Transcreva, do texto sobre o Fundo para a Infância e Adolescência nos municípios cearenses, o trecho que vai de "Prefeituras usam os" até "estados no Brasil.", inclusive.

> _Trecho apresentado_:
━━━━━━━━━━━━━━━━━━━━

Municípios do Vale do Curu perdem a oportunidade de captar mais recursos para ações de defesa da criança e do adolescente

Prefeituras usam os recursos do Fundo para a Infância e Adolescência como verba extra. O dinheiro é doado por pessoas físicas e empresas via Imposto de Renda. Dos 184 municípios do Ceará, 131 não estão aptos a receber os valores

 

Dinheiro extra para garantir a realização de projetos de promoção, proteção e defesa dos direitos da população infantojuvenil nos municípios. É isso que, na prática, significam os recursos do Fundo para a Infância e Adolescência, mecanismo previsto no Estatuto da Criança e do Adolescente (ECA) e que pode ser criado pelas prefeituras e estados no Brasil.

 

Para captar os valores, provenientes de doações, como as oriundas do Imposto de Renda de pessoas físicas e empresas, os municípios precisam criar o Fundo por lei específica e seguir uma série de exigências administrativas. Mas, no Ceará, das 184 cidades, apenas 53, segundo levantamento divulgado pela Confederação Nacional dos Municípios (CNM), estão aptas a receber esse dinheiro. O total de municípios não habilitados equivale a 71,2% das cidades cearenses. Na região do Litoral Oeste e Vale do Curu, na qual Itapajé está inserido, apenas Itapipoca e Trairi podem receber tais doações. Amontada, Apuiarés, General Sampaio, Irauçuba, Itapajé, Miraíma, Paracuru, Paraipaba, Pentecoste, São Luís do Curu, Tejuçuoca, Tururu, Umirim e Uruburetama estão perdendo a oportunidade de captar mais recursos para investimentos na rede de proteção social que atende crianças e adolescentes.

━━━━━━━━━━━━━━━━━━━━

> _Os dados_:
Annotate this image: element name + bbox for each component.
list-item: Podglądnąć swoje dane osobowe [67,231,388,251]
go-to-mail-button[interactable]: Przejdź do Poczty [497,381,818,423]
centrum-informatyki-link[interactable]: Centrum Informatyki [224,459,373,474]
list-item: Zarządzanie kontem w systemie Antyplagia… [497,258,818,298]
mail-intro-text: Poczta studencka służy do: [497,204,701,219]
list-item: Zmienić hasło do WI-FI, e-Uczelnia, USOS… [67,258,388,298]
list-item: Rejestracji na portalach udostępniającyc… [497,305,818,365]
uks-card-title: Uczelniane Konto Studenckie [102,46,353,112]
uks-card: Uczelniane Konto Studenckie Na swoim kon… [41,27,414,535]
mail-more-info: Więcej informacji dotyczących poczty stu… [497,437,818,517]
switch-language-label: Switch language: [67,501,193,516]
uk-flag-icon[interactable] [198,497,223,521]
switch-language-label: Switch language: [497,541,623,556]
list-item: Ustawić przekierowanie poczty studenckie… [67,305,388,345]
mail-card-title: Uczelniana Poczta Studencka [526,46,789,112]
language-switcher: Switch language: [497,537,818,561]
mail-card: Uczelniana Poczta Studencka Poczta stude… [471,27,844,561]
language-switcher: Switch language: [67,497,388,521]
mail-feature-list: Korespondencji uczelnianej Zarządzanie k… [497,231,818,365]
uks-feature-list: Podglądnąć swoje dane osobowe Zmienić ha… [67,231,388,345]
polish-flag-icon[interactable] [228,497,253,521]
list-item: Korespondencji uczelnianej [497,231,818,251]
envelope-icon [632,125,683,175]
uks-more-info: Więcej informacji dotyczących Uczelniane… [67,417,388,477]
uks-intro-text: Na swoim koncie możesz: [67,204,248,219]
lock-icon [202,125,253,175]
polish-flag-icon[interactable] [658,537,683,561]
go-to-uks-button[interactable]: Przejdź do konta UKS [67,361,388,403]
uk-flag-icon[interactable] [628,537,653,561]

━━━━━━━━━━━━━━━━━━━━

> _Resposta escrita_:
Prefeituras usam os recursos do Fundo para a Infância e Adolescência como verba extra. O dinheiro é doado por pessoas físicas e empresas via Imposto de Renda. Dos 184 municípios do Ceará, 131 não estão aptos a receber os valores

 

Dinheiro extra para garantir a realização de projetos de promoção, proteção e defesa dos direitos da população infantojuvenil nos municípios. É isso que, na prática, significam os recursos do Fundo para a Infância e Adolescência, mecanismo previsto no Estatuto da Criança e do Adolescente (ECA) e que pode ser criado pelas prefeituras e estados no Brasil.